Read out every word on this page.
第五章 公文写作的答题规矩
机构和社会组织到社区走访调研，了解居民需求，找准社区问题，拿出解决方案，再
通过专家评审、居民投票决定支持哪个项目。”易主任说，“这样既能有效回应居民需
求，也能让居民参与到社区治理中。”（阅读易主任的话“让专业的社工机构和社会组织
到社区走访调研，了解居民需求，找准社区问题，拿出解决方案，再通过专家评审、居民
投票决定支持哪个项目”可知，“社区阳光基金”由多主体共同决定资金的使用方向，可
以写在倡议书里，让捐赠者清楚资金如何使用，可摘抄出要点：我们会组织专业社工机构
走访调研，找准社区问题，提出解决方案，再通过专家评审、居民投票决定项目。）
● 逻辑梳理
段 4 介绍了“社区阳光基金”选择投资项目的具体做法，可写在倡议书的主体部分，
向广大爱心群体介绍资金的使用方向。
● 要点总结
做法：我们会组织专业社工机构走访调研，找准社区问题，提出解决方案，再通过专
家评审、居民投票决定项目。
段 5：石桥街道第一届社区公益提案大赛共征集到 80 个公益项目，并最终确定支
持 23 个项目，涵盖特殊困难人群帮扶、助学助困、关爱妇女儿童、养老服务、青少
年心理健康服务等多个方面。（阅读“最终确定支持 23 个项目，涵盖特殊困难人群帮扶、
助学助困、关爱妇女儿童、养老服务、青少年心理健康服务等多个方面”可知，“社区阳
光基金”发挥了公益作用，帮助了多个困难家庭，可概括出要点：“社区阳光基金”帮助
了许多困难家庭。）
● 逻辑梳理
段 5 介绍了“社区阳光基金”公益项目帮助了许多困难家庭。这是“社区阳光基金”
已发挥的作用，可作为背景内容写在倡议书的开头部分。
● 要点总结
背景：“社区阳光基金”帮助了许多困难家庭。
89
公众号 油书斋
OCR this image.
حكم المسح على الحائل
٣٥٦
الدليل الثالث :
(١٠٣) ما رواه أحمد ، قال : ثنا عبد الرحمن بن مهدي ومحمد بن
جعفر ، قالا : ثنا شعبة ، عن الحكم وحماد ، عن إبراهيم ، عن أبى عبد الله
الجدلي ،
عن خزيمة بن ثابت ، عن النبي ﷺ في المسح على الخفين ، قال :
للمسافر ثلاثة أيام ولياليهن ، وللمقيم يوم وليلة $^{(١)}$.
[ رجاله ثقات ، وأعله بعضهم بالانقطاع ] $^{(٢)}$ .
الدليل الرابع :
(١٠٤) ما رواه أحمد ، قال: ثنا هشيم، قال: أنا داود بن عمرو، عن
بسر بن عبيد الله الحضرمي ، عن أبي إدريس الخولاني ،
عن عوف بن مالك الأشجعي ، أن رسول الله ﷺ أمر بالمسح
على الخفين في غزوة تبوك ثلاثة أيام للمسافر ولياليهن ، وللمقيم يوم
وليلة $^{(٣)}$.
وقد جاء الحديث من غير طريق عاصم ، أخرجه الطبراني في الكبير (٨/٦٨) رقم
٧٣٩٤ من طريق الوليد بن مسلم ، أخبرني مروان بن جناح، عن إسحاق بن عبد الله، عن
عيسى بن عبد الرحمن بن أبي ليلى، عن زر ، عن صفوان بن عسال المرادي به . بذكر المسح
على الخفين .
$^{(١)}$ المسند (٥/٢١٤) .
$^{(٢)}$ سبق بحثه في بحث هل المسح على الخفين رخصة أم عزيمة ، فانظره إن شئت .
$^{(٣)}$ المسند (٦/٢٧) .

****************

-- What to produce --
Copy each line of the records containing the string "أيام".

-- Answer to this problem --
للمسافر ثلاثة أيام ولياليهن ، وللمقيم يوم وليلة $^{(١)}$.
على الخفين في غزوة تبوك ثلاثة أيام للمسافر ولياليهن ، وللمقيم يوم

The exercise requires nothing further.